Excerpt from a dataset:
● ● ● ●

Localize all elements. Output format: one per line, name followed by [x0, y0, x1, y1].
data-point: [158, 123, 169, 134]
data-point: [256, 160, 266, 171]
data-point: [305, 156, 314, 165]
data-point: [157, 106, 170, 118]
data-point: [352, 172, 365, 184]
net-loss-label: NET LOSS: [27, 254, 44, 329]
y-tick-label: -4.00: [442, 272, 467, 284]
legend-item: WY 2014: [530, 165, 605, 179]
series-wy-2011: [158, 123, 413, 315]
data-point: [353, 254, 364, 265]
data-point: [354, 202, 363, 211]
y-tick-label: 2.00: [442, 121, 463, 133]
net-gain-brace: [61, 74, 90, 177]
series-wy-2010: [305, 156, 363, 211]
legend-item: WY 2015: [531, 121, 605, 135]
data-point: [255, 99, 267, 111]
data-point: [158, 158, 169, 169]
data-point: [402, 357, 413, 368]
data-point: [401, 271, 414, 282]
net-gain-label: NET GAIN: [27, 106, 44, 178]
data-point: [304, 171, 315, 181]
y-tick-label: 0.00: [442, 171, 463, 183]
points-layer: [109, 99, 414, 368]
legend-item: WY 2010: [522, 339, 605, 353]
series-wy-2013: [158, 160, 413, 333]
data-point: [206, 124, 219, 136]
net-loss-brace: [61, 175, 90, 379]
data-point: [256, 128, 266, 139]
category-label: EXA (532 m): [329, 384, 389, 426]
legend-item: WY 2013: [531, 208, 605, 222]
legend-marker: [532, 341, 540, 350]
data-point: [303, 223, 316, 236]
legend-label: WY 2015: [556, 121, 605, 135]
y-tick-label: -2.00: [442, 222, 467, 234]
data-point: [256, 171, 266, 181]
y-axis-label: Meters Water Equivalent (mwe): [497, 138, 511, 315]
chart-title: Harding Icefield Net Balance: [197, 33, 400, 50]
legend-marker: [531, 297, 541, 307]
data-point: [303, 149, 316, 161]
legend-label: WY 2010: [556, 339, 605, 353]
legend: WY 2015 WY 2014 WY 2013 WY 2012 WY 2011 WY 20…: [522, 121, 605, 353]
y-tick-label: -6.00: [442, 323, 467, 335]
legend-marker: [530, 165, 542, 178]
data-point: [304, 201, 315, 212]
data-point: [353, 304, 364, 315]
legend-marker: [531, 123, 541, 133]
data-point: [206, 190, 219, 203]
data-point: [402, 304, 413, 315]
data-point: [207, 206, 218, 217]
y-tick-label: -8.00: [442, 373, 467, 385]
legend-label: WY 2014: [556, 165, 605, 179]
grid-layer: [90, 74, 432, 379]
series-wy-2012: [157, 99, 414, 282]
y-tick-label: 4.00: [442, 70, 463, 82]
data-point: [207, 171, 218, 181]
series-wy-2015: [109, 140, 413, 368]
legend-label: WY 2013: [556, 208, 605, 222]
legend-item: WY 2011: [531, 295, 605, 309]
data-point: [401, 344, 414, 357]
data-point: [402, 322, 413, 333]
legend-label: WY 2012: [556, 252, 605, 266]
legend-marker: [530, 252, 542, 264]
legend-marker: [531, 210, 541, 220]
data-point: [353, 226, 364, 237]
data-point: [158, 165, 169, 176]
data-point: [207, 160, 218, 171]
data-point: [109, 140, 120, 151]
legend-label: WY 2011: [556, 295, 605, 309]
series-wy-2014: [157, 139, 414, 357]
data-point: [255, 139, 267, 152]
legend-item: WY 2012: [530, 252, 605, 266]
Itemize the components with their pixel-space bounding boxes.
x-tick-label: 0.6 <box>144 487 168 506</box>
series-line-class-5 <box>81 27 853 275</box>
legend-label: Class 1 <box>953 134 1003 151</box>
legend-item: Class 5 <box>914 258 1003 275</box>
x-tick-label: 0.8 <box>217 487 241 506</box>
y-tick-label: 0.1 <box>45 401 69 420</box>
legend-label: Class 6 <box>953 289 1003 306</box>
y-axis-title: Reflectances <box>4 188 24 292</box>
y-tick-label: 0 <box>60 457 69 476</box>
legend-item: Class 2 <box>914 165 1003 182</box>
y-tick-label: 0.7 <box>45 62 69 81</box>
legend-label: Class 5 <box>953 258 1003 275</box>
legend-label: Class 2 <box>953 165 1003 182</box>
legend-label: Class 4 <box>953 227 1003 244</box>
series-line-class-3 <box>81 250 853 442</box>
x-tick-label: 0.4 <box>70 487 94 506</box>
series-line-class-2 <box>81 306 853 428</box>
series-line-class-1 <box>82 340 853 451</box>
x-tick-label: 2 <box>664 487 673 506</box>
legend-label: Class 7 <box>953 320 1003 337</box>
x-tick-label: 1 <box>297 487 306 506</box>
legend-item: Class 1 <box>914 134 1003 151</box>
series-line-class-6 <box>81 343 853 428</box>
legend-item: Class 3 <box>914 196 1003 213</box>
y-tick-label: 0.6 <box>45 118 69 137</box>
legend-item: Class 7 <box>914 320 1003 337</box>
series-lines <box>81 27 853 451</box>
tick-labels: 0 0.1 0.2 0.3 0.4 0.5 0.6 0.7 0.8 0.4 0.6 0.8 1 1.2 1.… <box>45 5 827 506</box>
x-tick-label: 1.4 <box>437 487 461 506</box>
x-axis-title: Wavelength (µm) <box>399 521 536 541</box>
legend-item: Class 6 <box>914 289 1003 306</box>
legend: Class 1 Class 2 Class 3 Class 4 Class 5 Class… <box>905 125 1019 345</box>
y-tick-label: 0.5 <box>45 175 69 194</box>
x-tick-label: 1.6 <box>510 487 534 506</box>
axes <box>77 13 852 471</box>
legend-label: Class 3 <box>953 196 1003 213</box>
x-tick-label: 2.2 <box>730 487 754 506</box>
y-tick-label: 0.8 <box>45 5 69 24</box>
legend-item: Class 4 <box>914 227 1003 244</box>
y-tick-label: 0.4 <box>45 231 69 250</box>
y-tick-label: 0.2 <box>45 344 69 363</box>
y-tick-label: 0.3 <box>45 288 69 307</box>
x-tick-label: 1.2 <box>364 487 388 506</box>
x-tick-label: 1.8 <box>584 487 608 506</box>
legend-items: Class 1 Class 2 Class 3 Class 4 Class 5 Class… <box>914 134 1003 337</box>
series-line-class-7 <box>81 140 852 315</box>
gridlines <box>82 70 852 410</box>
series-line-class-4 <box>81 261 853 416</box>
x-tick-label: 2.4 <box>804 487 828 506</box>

● ● ● ●

→ **THE TASK**:
Render every line of the items above as a numbered list, skipping any blank lines.

→ **WRITTEN REPLY**:
1. Localize all elements. Output format: one per line, name followed by [x0, y0, x1, y1].
2. data-point: [158, 123, 169, 134]
3. data-point: [256, 160, 266, 171]
4. data-point: [305, 156, 314, 165]
5. data-point: [157, 106, 170, 118]
6. data-point: [352, 172, 365, 184]
7. net-loss-label: NET LOSS: [27, 254, 44, 329]
8. y-tick-label: -4.00: [442, 272, 467, 284]
9. legend-item: WY 2014: [530, 165, 605, 179]
10. series-wy-2011: [158, 123, 413, 315]
11. data-point: [353, 254, 364, 265]
12. data-point: [354, 202, 363, 211]
13. y-tick-label: 2.00: [442, 121, 463, 133]
14. net-gain-brace: [61, 74, 90, 177]
15. series-wy-2010: [305, 156, 363, 211]
16. legend-item: WY 2015: [531, 121, 605, 135]
17. data-point: [255, 99, 267, 111]
18. data-point: [158, 158, 169, 169]
19. data-point: [402, 357, 413, 368]
20. data-point: [401, 271, 414, 282]
21. net-gain-label: NET GAIN: [27, 106, 44, 178]
22. data-point: [304, 171, 315, 181]
23. y-tick-label: 0.00: [442, 171, 463, 183]
24. points-layer: [109, 99, 414, 368]
25. legend-item: WY 2010: [522, 339, 605, 353]
26. series-wy-2013: [158, 160, 413, 333]
27. data-point: [206, 124, 219, 136]
28. net-loss-brace: [61, 175, 90, 379]
29. data-point: [256, 128, 266, 139]
30. category-label: EXA (532 m): [329, 384, 389, 426]
31. legend-item: WY 2013: [531, 208, 605, 222]
32. legend-marker: [532, 341, 540, 350]
33. data-point: [303, 223, 316, 236]
34. legend-label: WY 2015: [556, 121, 605, 135]
35. y-tick-label: -2.00: [442, 222, 467, 234]
36. data-point: [256, 171, 266, 181]
37. y-axis-label: Meters Water Equivalent (mwe): [497, 138, 511, 315]
38. chart-title: Harding Icefield Net Balance: [197, 33, 400, 50]
39. legend-marker: [531, 297, 541, 307]
40. data-point: [303, 149, 316, 161]
41. legend-label: WY 2010: [556, 339, 605, 353]
42. legend: WY 2015 WY 2014 WY 2013 WY 2012 WY 2011 WY 20…: [522, 121, 605, 353]
43. y-tick-label: -6.00: [442, 323, 467, 335]
44. legend-marker: [530, 165, 542, 178]
45. data-point: [304, 201, 315, 212]
46. data-point: [353, 304, 364, 315]
47. legend-marker: [531, 123, 541, 133]
48. data-point: [206, 190, 219, 203]
49. data-point: [402, 304, 413, 315]
50. data-point: [207, 206, 218, 217]
51. y-tick-label: -8.00: [442, 373, 467, 385]
52. legend-label: WY 2014: [556, 165, 605, 179]
53. grid-layer: [90, 74, 432, 379]
54. series-wy-2012: [157, 99, 414, 282]
55. y-tick-label: 4.00: [442, 70, 463, 82]
56. data-point: [207, 171, 218, 181]
57. series-wy-2015: [109, 140, 413, 368]
58. legend-label: WY 2013: [556, 208, 605, 222]
59. legend-item: WY 2011: [531, 295, 605, 309]
60. data-point: [401, 344, 414, 357]
61. data-point: [402, 322, 413, 333]
62. legend-label: WY 2012: [556, 252, 605, 266]
63. legend-marker: [530, 252, 542, 264]
64. legend-marker: [531, 210, 541, 220]
65. data-point: [353, 226, 364, 237]
66. data-point: [158, 165, 169, 176]
67. data-point: [207, 160, 218, 171]
68. data-point: [109, 140, 120, 151]
69. legend-label: WY 2011: [556, 295, 605, 309]
70. series-wy-2014: [157, 139, 414, 357]
71. data-point: [255, 139, 267, 152]
72. legend-item: WY 2012: [530, 252, 605, 266]
73. Itemize the components with their pixel-space bounding boxes.
74. x-tick-label: 0.6 <box>144 487 168 506</box>
75. series-line-class-5 <box>81 27 853 275</box>
76. legend-label: Class 1 <box>953 134 1003 151</box>
77. legend-item: Class 5 <box>914 258 1003 275</box>
78. x-tick-label: 0.8 <box>217 487 241 506</box>
79. y-tick-label: 0.1 <box>45 401 69 420</box>
80. legend-label: Class 6 <box>953 289 1003 306</box>
81. y-axis-title: Reflectances <box>4 188 24 292</box>
82. y-tick-label: 0 <box>60 457 69 476</box>
83. legend-item: Class 2 <box>914 165 1003 182</box>
84. y-tick-label: 0.7 <box>45 62 69 81</box>
85. legend-label: Class 5 <box>953 258 1003 275</box>
86. legend-label: Class 2 <box>953 165 1003 182</box>
87. legend-label: Class 4 <box>953 227 1003 244</box>
88. series-line-class-3 <box>81 250 853 442</box>
89. x-tick-label: 0.4 <box>70 487 94 506</box>
90. series-line-class-2 <box>81 306 853 428</box>
91. series-line-class-1 <box>82 340 853 451</box>
92. x-tick-label: 2 <box>664 487 673 506</box>
93. legend-label: Class 7 <box>953 320 1003 337</box>
94. x-tick-label: 1 <box>297 487 306 506</box>
95. legend-item: Class 1 <box>914 134 1003 151</box>
96. series-line-class-6 <box>81 343 853 428</box>
97. legend-item: Class 3 <box>914 196 1003 213</box>
98. y-tick-label: 0.6 <box>45 118 69 137</box>
99. legend-item: Class 7 <box>914 320 1003 337</box>
100. series-lines <box>81 27 853 451</box>
101. tick-labels: 0 0.1 0.2 0.3 0.4 0.5 0.6 0.7 0.8 0.4 0.6 0.8 1 1.2 1.… <box>45 5 827 506</box>
102. x-tick-label: 1.4 <box>437 487 461 506</box>
103. x-axis-title: Wavelength (µm) <box>399 521 536 541</box>
104. legend-item: Class 6 <box>914 289 1003 306</box>
105. legend: Class 1 Class 2 Class 3 Class 4 Class 5 Class… <box>905 125 1019 345</box>
106. y-tick-label: 0.5 <box>45 175 69 194</box>
107. x-tick-label: 1.6 <box>510 487 534 506</box>
108. axes <box>77 13 852 471</box>
109. legend-label: Class 3 <box>953 196 1003 213</box>
110. x-tick-label: 2.2 <box>730 487 754 506</box>
111. y-tick-label: 0.8 <box>45 5 69 24</box>
112. legend-item: Class 4 <box>914 227 1003 244</box>
113. y-tick-label: 0.4 <box>45 231 69 250</box>
114. y-tick-label: 0.2 <box>45 344 69 363</box>
115. y-tick-label: 0.3 <box>45 288 69 307</box>
116. x-tick-label: 1.2 <box>364 487 388 506</box>
117. x-tick-label: 1.8 <box>584 487 608 506</box>
118. legend-items: Class 1 Class 2 Class 3 Class 4 Class 5 Class… <box>914 134 1003 337</box>
119. series-line-class-7 <box>81 140 852 315</box>
120. gridlines <box>82 70 852 410</box>
121. series-line-class-4 <box>81 261 853 416</box>
122. x-tick-label: 2.4 <box>804 487 828 506</box>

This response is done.